AIM OF THE EXERCISE:
Gather every line in the records below that contains the word "Create".

--- DATA LISTING ---

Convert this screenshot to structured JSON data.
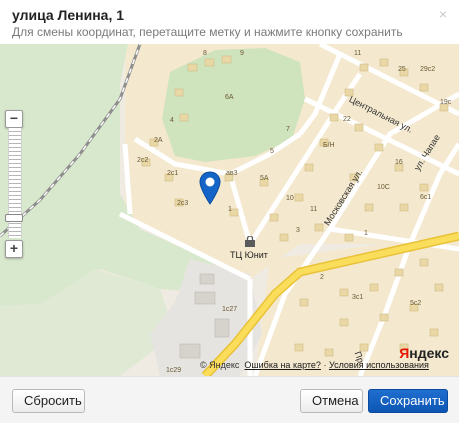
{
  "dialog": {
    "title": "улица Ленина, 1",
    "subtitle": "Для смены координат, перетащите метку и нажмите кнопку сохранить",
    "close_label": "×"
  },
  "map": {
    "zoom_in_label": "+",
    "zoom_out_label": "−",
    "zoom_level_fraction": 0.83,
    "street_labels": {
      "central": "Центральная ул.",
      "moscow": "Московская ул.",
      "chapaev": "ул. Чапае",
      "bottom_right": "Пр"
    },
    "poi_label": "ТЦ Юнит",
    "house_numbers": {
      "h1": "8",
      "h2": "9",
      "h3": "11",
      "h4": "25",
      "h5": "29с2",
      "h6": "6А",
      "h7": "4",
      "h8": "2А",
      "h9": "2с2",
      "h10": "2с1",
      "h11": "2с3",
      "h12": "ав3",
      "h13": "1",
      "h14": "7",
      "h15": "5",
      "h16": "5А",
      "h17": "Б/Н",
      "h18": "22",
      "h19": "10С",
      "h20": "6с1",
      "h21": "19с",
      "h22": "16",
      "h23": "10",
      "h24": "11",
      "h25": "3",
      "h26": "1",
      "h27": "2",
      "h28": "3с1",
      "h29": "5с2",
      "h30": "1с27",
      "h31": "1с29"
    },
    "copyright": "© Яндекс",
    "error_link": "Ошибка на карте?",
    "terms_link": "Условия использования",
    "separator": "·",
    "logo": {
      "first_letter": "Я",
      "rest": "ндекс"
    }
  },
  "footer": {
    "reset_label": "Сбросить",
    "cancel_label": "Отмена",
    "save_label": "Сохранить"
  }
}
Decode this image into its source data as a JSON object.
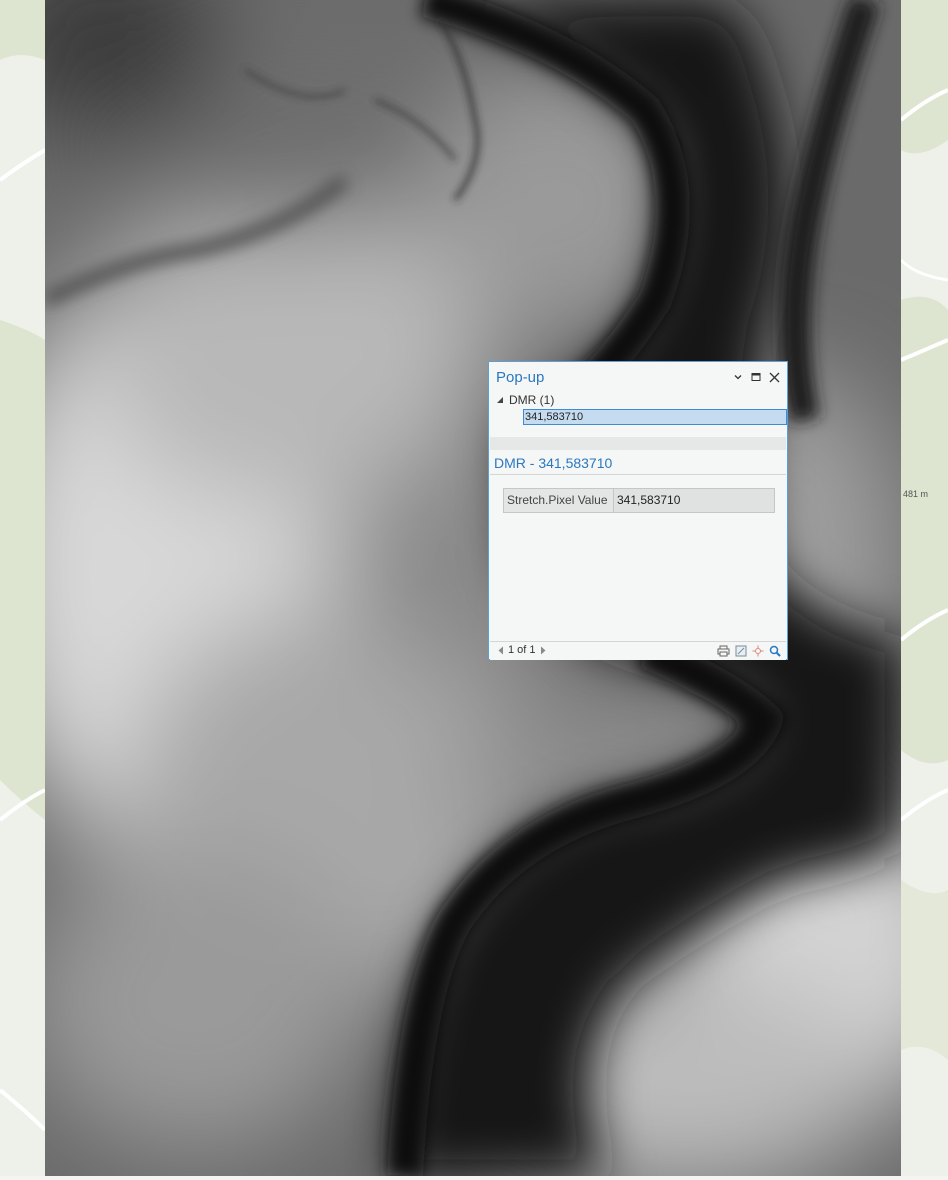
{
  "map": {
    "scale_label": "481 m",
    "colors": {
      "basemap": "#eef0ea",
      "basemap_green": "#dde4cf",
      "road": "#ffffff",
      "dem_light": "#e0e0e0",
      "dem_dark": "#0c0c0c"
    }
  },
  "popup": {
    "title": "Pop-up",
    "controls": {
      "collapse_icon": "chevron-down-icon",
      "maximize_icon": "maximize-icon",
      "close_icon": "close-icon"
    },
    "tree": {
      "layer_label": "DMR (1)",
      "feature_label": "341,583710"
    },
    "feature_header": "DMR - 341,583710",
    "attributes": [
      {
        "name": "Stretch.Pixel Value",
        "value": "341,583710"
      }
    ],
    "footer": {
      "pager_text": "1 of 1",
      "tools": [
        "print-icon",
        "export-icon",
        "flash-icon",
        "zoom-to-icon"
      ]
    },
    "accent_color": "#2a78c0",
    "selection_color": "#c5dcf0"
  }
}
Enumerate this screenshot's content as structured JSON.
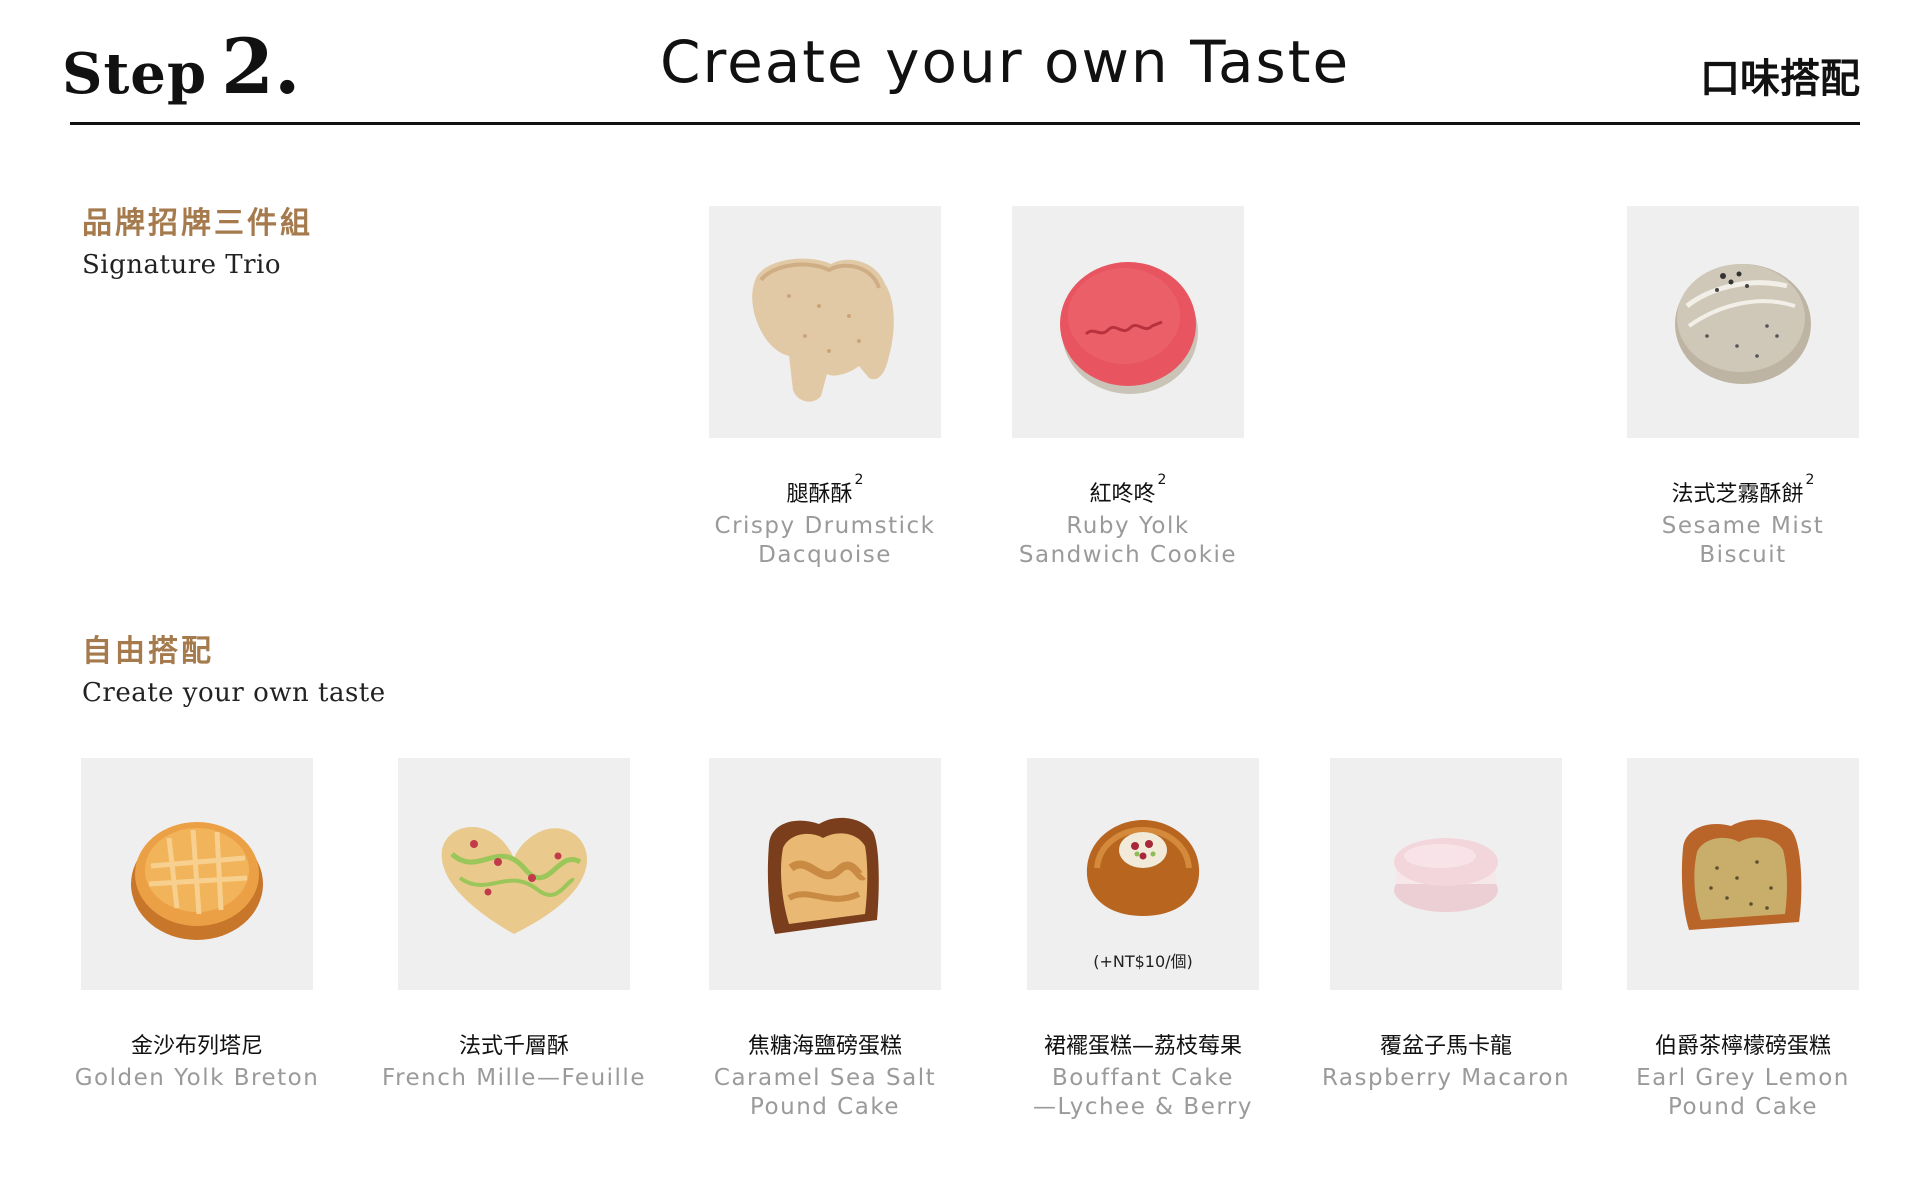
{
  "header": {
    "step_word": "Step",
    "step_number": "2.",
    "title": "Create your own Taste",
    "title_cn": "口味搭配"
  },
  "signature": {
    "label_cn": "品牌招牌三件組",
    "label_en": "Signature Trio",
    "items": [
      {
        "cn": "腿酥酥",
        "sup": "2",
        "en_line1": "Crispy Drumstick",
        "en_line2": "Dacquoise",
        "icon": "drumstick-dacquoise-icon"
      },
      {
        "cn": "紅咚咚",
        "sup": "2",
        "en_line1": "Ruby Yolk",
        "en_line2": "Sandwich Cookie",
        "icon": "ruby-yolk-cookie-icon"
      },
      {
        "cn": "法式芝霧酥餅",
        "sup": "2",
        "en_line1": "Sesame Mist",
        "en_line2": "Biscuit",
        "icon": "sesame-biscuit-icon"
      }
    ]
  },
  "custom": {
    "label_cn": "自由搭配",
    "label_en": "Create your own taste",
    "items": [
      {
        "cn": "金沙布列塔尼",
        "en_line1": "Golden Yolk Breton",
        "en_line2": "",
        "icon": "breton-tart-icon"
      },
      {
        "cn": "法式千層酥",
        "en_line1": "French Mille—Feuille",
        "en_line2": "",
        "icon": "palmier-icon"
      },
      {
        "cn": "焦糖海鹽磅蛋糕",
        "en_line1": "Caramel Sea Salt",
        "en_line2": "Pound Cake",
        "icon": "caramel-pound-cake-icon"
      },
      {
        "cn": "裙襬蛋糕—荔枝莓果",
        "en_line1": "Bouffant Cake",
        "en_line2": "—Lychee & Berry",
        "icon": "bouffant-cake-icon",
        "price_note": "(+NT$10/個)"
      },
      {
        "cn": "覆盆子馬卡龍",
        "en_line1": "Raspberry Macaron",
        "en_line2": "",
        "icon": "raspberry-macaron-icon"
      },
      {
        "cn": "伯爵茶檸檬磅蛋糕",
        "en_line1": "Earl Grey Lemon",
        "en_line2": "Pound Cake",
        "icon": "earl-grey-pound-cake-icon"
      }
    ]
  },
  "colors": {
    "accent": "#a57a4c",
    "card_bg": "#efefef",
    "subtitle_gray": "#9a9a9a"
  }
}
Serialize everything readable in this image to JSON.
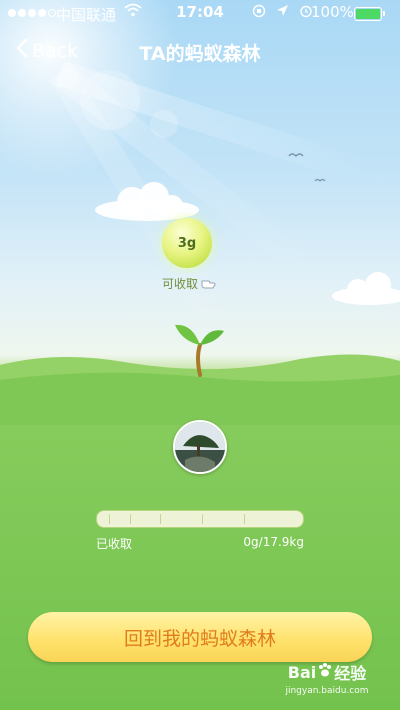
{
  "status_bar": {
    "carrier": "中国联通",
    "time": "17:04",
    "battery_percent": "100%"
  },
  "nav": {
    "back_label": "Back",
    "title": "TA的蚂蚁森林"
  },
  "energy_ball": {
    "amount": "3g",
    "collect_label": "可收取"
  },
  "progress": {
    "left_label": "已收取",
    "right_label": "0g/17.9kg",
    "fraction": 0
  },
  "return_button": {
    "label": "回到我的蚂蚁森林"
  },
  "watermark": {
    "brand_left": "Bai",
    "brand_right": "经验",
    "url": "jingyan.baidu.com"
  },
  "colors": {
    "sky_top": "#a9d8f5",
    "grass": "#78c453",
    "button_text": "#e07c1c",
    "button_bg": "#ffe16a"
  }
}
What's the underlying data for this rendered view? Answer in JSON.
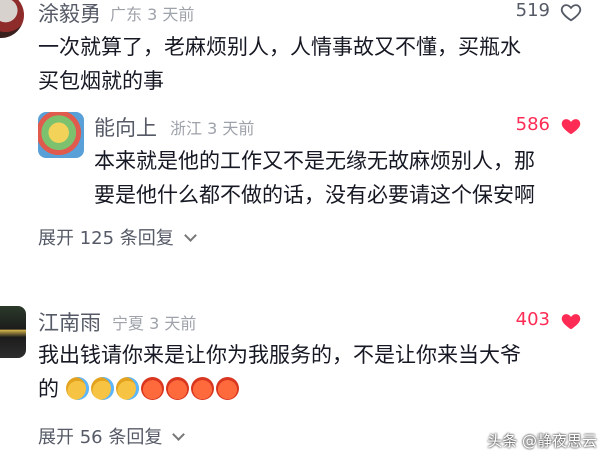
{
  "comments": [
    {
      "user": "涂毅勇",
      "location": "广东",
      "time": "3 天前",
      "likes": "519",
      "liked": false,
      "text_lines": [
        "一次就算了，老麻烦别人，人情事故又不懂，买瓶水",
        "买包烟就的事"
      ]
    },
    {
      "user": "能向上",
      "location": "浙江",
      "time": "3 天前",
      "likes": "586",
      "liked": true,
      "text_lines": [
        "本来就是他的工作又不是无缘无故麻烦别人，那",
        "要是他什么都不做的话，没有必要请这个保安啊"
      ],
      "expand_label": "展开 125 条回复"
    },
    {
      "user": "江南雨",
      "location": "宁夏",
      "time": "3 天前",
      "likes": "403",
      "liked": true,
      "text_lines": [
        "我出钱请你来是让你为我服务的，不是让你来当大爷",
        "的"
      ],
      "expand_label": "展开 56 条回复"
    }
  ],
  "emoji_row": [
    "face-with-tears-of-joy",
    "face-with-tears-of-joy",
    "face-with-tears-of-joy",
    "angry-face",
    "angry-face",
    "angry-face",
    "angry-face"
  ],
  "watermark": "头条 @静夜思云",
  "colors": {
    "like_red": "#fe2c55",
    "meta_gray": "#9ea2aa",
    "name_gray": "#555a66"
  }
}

---

ANSWER TO THIS PROBLEM:
    "title": "Create your own Taste",
    "label_en": "Create your own taste",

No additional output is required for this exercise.